Goal of the exercise: Your task is to copy every line of this material exactly.

Information shown:
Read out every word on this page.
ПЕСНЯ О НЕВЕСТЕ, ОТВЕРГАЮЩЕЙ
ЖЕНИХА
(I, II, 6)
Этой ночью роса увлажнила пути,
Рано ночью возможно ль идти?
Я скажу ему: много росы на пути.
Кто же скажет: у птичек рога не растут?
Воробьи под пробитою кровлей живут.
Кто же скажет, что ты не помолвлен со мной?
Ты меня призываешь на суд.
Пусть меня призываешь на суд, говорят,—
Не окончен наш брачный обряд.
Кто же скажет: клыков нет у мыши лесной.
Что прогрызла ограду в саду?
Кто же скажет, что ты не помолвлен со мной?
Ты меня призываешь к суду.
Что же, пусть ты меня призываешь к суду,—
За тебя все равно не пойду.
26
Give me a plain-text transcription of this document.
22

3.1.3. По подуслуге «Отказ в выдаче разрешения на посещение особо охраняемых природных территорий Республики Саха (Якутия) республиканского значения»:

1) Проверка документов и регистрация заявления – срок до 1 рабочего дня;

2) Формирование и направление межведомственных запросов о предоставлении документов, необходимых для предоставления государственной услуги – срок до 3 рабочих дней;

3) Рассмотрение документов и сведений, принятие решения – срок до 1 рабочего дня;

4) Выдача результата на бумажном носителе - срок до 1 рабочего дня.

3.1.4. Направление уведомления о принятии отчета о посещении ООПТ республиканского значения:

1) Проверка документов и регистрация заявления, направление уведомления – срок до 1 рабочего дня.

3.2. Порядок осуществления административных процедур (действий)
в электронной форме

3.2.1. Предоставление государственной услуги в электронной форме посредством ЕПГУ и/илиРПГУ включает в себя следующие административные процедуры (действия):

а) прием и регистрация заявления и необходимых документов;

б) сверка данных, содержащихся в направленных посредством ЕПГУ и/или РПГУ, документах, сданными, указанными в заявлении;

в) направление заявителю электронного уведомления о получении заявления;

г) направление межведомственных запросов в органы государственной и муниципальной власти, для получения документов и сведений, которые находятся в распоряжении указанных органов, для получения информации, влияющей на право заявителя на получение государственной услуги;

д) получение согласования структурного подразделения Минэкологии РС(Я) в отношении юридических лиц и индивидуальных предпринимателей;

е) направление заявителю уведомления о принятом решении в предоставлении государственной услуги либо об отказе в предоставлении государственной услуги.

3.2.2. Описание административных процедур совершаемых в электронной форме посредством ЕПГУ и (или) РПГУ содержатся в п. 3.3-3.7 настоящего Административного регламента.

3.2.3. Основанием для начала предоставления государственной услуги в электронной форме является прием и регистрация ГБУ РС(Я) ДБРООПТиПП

Written answer:
Read out every word on this page.
ПЕСНЯ О НЕВЕСТЕ, ОТВЕРГАЮЩЕЙ
ЖЕНИХА
(I, II, 6)
Этой ночью роса увлажнила пути,
Рано ночью возможно ль идти?
Я скажу ему: много росы на пути.
Кто же скажет: у птичек рога не растут?
Воробьи под пробитою кровлей живут.
Кто же скажет, что ты не помолвлен со мной?
Ты меня призываешь на суд.
Пусть меня призываешь на суд, говорят,—
Не окончен наш брачный обряд.
Кто же скажет: клыков нет у мыши лесной.
Что прогрызла ограду в саду?
Кто же скажет, что ты не помолвлен со мной?
Ты меня призываешь к суду.
Что же, пусть ты меня призываешь к суду,—
За тебя все равно не пойду.
26
Give me a plain-text transcription of this document.
22

3.1.3. По подуслуге «Отказ в выдаче разрешения на посещение особо охраняемых природных территорий Республики Саха (Якутия) республиканского значения»:

1) Проверка документов и регистрация заявления – срок до 1 рабочего дня;

2) Формирование и направление межведомственных запросов о предоставлении документов, необходимых для предоставления государственной услуги – срок до 3 рабочих дней;

3) Рассмотрение документов и сведений, принятие решения – срок до 1 рабочего дня;

4) Выдача результата на бумажном носителе - срок до 1 рабочего дня.

3.1.4. Направление уведомления о принятии отчета о посещении ООПТ республиканского значения:

1) Проверка документов и регистрация заявления, направление уведомления – срок до 1 рабочего дня.

3.2. Порядок осуществления административных процедур (действий)
в электронной форме

3.2.1. Предоставление государственной услуги в электронной форме посредством ЕПГУ и/илиРПГУ включает в себя следующие административные процедуры (действия):

а) прием и регистрация заявления и необходимых документов;

б) сверка данных, содержащихся в направленных посредством ЕПГУ и/или РПГУ, документах, сданными, указанными в заявлении;

в) направление заявителю электронного уведомления о получении заявления;

г) направление межведомственных запросов в органы государственной и муниципальной власти, для получения документов и сведений, которые находятся в распоряжении указанных органов, для получения информации, влияющей на право заявителя на получение государственной услуги;

д) получение согласования структурного подразделения Минэкологии РС(Я) в отношении юридических лиц и индивидуальных предпринимателей;

е) направление заявителю уведомления о принятом решении в предоставлении государственной услуги либо об отказе в предоставлении государственной услуги.

3.2.2. Описание административных процедур совершаемых в электронной форме посредством ЕПГУ и (или) РПГУ содержатся в п. 3.3-3.7 настоящего Административного регламента.

3.2.3. Основанием для начала предоставления государственной услуги в электронной форме является прием и регистрация ГБУ РС(Я) ДБРООПТиПП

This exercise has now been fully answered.